Selected excerpt →

______

Researchers have found that greater consumption of added sugars is linked to a higher risk of kidney stones.
Kidney stone symptoms are severe pain, bloody urine, vomiting, nausea, chills, and fever. Kidney stones not only reduce the quality of life, they could in the long run result in infections, renal insufficiency, end-stage renal disease, and swollen kidneys. Kidney stone risk factors include obesity, being male, dehydration, chronic diarrhea, and gout, diabetes, or inflammatory bowel disease.
The results of the study have suggested that an increased intake of added sugars ought to be included in the list of kidney stone risk factors. Added sugars exist in a lot of processed foods, but are particularly plentiful in fruit drinks, sugar-sweetened sodas, cookies, cakes, ice cream, and candy.
Epidemiological data of 28,303 individuals were analyzed, collected between 2007 and 2018 from the NHANES survey. A history of kidney stones was self-reported by the participants.
The daily consumption of added sugars of each participant was determined from their memory of their latest consumption of drinks and food, provided on two occasions: once face-to-face, and once telephonically between 3 and 10 days afterward. For instance, individuals were asked if they had consumed pure sugar, fructose, dextrose, honey, or syrups throughout the past 24 hours.
Each individual was also given a healthy eating index score that summarized their diet with regards to the adequacy of diet components that are beneficial which include whole grains, vegetables, and fruits, and moderation of foods that are potentially harmful, such as saturated fats, sodium, and refined grains.
The chances of kidney stones developing were adjusted each year throughout the study for a variety of explanatory factors such as smoking status, age, gender, ethnicity or race, relative income, healthy eating index score, BMI, and whether the individuals had a diabetes history.

______

Data items:
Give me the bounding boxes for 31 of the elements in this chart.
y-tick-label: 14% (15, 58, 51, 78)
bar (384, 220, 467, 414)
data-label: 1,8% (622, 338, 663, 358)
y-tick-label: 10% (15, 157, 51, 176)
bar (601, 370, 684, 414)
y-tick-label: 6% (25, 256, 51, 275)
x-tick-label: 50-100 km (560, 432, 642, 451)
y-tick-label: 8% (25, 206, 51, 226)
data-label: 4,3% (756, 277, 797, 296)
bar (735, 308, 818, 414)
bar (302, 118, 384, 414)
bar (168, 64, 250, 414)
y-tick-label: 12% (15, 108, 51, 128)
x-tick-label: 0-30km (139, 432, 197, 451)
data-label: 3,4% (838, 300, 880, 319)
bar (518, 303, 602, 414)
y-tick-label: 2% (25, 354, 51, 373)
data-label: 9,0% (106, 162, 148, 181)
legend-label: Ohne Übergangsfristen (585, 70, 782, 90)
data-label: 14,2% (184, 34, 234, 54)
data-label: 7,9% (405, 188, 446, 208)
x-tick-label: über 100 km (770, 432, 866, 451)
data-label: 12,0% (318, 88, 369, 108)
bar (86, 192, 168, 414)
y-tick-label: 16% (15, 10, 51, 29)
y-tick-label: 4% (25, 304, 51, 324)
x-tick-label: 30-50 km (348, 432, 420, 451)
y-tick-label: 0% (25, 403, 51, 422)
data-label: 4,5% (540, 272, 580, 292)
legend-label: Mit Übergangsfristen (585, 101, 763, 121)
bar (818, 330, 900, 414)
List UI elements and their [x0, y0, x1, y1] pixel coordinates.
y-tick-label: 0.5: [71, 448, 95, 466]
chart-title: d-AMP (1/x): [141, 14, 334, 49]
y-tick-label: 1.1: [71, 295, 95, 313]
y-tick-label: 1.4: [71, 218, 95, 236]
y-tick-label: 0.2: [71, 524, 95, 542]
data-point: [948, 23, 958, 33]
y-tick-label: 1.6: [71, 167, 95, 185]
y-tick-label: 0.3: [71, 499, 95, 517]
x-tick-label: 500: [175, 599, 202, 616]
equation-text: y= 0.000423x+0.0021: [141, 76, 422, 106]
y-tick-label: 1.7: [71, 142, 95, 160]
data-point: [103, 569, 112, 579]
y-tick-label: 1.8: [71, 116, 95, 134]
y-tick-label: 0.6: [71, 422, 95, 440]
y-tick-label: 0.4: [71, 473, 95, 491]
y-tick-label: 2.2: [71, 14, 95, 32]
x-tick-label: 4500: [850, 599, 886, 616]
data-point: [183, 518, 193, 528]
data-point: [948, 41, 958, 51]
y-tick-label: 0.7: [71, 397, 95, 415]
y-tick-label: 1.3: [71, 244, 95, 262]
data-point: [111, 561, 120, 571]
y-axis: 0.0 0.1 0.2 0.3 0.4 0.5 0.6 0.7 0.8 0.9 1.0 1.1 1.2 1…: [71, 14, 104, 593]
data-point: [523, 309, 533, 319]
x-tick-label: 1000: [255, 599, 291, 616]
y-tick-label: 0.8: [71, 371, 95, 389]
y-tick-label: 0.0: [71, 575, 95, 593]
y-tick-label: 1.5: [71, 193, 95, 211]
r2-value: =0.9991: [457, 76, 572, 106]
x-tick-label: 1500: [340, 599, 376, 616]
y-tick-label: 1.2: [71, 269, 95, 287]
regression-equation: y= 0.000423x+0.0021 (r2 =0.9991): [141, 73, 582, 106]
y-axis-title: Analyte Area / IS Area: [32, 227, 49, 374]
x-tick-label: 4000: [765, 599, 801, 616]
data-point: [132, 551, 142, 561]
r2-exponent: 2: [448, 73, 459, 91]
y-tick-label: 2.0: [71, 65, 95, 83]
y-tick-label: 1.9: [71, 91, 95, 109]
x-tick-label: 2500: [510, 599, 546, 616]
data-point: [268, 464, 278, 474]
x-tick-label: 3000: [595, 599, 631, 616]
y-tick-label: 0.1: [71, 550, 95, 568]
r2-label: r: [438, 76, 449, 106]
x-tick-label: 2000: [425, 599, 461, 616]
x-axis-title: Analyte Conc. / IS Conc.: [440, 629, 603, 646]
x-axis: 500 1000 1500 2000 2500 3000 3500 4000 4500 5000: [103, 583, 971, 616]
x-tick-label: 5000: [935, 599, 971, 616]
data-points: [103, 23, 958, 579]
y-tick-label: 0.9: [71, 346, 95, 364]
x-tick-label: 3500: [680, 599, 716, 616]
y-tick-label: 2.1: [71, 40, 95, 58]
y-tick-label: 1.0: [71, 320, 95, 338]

______

Work item A →
Name every kidney stone symptom the article on added sugars and kidney stones lists.
Work item B →
Please extend the article on added sugars and kidney stones with a few sentences that pick up after its last one.
The lines above are separate material and have no connection to the article on added sugars and kidney stones.

Your response A →
Severe pain, bloody urine, vomiting, nausea, chills, and fever.

Your response B →
At the beginning of the study, individuals with higher consumption of added sugar had a tendency to have greater current kidney stone prevalence. The overall average added sugar consumption was 272.1 calories daily, corresponding to 13.2% of the total energy intake every day.
The researchers revealed that after these factors were adjusted for, the energy intake percentage from added sugars was consistently and positively associated with kidney stones. For instance, individuals whose added sugar was in the 25% highest consumption had a 39% higher likelihood of getting kidney stones throughout the study.
Similarly, individuals deriving over 25% of total energy from added sugars had an 88% higher likelihood of developing kidney stones compared to individuals who derived under 5% of their total energy from added sugars.
The underlying mechanism of the connection between added sugar consumption and a higher risk of kidney stones is unknown.
Additional research is needed to investigate the connection between added sugar and numerous diseases or pathological conditions in detail Such as what kinds of kidney stones are most linked to added sugar intake and how much should the intake of added sugars be reduced to reduce the risk of the formation of kidney stones.